- _Material supplied_:
■ ■ ■

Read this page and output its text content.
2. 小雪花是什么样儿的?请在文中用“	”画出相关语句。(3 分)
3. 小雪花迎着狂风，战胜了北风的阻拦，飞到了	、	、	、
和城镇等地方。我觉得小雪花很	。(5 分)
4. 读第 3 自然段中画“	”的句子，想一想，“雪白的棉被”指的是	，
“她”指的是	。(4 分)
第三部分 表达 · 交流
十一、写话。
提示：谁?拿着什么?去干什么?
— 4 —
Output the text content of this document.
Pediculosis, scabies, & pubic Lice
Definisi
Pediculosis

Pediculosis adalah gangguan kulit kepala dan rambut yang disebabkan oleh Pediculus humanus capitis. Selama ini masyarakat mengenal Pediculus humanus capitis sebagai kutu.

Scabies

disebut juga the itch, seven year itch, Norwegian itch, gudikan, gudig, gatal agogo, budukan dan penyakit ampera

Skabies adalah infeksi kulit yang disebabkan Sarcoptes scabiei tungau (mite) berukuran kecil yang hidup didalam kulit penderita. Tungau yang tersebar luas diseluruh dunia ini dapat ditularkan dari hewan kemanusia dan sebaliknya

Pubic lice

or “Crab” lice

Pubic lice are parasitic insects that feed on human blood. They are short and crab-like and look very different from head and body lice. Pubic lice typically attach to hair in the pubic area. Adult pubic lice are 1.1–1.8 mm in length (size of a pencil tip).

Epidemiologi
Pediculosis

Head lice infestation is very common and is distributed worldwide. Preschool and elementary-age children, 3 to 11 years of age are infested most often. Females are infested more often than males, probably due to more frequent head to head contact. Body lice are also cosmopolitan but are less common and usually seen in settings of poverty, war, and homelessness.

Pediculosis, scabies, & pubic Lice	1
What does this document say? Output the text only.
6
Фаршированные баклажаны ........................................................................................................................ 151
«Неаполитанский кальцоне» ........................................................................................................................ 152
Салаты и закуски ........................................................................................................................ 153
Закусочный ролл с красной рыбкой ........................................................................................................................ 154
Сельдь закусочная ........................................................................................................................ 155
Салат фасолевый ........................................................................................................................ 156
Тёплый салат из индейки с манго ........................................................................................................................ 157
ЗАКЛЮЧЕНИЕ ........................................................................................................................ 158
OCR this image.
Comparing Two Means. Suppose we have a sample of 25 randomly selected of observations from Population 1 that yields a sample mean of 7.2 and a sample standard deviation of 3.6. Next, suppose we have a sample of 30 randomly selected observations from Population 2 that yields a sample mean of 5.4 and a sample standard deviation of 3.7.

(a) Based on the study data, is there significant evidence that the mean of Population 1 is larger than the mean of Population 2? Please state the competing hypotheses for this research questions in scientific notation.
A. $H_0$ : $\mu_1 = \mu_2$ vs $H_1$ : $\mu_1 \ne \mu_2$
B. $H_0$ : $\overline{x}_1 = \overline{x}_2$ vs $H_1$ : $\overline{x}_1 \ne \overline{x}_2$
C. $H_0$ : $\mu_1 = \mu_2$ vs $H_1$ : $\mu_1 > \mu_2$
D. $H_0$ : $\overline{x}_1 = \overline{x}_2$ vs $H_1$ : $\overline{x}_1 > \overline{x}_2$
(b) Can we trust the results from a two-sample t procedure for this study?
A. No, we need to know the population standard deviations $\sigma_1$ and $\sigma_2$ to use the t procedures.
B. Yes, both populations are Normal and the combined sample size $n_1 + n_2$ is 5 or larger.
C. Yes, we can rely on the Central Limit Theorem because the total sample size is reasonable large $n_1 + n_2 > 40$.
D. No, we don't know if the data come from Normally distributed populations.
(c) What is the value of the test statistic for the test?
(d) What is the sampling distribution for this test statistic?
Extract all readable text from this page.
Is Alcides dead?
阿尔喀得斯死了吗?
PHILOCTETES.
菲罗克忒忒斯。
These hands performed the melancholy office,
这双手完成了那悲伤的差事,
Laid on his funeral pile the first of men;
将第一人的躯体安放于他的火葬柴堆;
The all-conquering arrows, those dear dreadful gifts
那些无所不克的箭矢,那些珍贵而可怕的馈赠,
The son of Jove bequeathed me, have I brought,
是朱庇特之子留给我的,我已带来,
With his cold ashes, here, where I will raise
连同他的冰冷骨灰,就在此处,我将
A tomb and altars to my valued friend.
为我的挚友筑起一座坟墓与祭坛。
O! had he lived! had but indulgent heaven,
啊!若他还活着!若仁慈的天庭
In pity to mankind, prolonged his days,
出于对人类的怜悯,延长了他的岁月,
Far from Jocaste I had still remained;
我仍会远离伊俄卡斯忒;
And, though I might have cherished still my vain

■ ■ ■

- _Aim_:
Repeat every entry word for word.

- _Solved exercise_:
Read this page and output its text content.
2. 小雪花是什么样儿的?请在文中用“	”画出相关语句。(3 分)
3. 小雪花迎着狂风，战胜了北风的阻拦，飞到了	、	、	、
和城镇等地方。我觉得小雪花很	。(5 分)
4. 读第 3 自然段中画“	”的句子，想一想，“雪白的棉被”指的是	，
“她”指的是	。(4 分)
第三部分 表达 · 交流
十一、写话。
提示：谁?拿着什么?去干什么?
— 4 —
Output the text content of this document.
Pediculosis, scabies, & pubic Lice
Definisi
Pediculosis

Pediculosis adalah gangguan kulit kepala dan rambut yang disebabkan oleh Pediculus humanus capitis. Selama ini masyarakat mengenal Pediculus humanus capitis sebagai kutu.

Scabies

disebut juga the itch, seven year itch, Norwegian itch, gudikan, gudig, gatal agogo, budukan dan penyakit ampera

Skabies adalah infeksi kulit yang disebabkan Sarcoptes scabiei tungau (mite) berukuran kecil yang hidup didalam kulit penderita. Tungau yang tersebar luas diseluruh dunia ini dapat ditularkan dari hewan kemanusia dan sebaliknya

Pubic lice

or “Crab” lice

Pubic lice are parasitic insects that feed on human blood. They are short and crab-like and look very different from head and body lice. Pubic lice typically attach to hair in the pubic area. Adult pubic lice are 1.1–1.8 mm in length (size of a pencil tip).

Epidemiologi
Pediculosis

Head lice infestation is very common and is distributed worldwide. Preschool and elementary-age children, 3 to 11 years of age are infested most often. Females are infested more often than males, probably due to more frequent head to head contact. Body lice are also cosmopolitan but are less common and usually seen in settings of poverty, war, and homelessness.

Pediculosis, scabies, & pubic Lice	1
What does this document say? Output the text only.
6
Фаршированные баклажаны ........................................................................................................................ 151
«Неаполитанский кальцоне» ........................................................................................................................ 152
Салаты и закуски ........................................................................................................................ 153
Закусочный ролл с красной рыбкой ........................................................................................................................ 154
Сельдь закусочная ........................................................................................................................ 155
Салат фасолевый ........................................................................................................................ 156
Тёплый салат из индейки с манго ........................................................................................................................ 157
ЗАКЛЮЧЕНИЕ ........................................................................................................................ 158
OCR this image.
Comparing Two Means. Suppose we have a sample of 25 randomly selected of observations from Population 1 that yields a sample mean of 7.2 and a sample standard deviation of 3.6. Next, suppose we have a sample of 30 randomly selected observations from Population 2 that yields a sample mean of 5.4 and a sample standard deviation of 3.7.

(a) Based on the study data, is there significant evidence that the mean of Population 1 is larger than the mean of Population 2? Please state the competing hypotheses for this research questions in scientific notation.
A. $H_0$ : $\mu_1 = \mu_2$ vs $H_1$ : $\mu_1 \ne \mu_2$
B. $H_0$ : $\overline{x}_1 = \overline{x}_2$ vs $H_1$ : $\overline{x}_1 \ne \overline{x}_2$
C. $H_0$ : $\mu_1 = \mu_2$ vs $H_1$ : $\mu_1 > \mu_2$
D. $H_0$ : $\overline{x}_1 = \overline{x}_2$ vs $H_1$ : $\overline{x}_1 > \overline{x}_2$
(b) Can we trust the results from a two-sample t procedure for this study?
A. No, we need to know the population standard deviations $\sigma_1$ and $\sigma_2$ to use the t procedures.
B. Yes, both populations are Normal and the combined sample size $n_1 + n_2$ is 5 or larger.
C. Yes, we can rely on the Central Limit Theorem because the total sample size is reasonable large $n_1 + n_2 > 40$.
D. No, we don't know if the data come from Normally distributed populations.
(c) What is the value of the test statistic for the test?
(d) What is the sampling distribution for this test statistic?
Extract all readable text from this page.
Is Alcides dead?
阿尔喀得斯死了吗?
PHILOCTETES.
菲罗克忒忒斯。
These hands performed the melancholy office,
这双手完成了那悲伤的差事,
Laid on his funeral pile the first of men;
将第一人的躯体安放于他的火葬柴堆;
The all-conquering arrows, those dear dreadful gifts
那些无所不克的箭矢,那些珍贵而可怕的馈赠,
The son of Jove bequeathed me, have I brought,
是朱庇特之子留给我的,我已带来,
With his cold ashes, here, where I will raise
连同他的冰冷骨灰,就在此处,我将
A tomb and altars to my valued friend.
为我的挚友筑起一座坟墓与祭坛。
O! had he lived! had but indulgent heaven,
啊!若他还活着!若仁慈的天庭
In pity to mankind, prolonged his days,
出于对人类的怜悯,延长了他的岁月,
Far from Jocaste I had still remained;
我仍会远离伊俄卡斯忒;
And, though I might have cherished still my vain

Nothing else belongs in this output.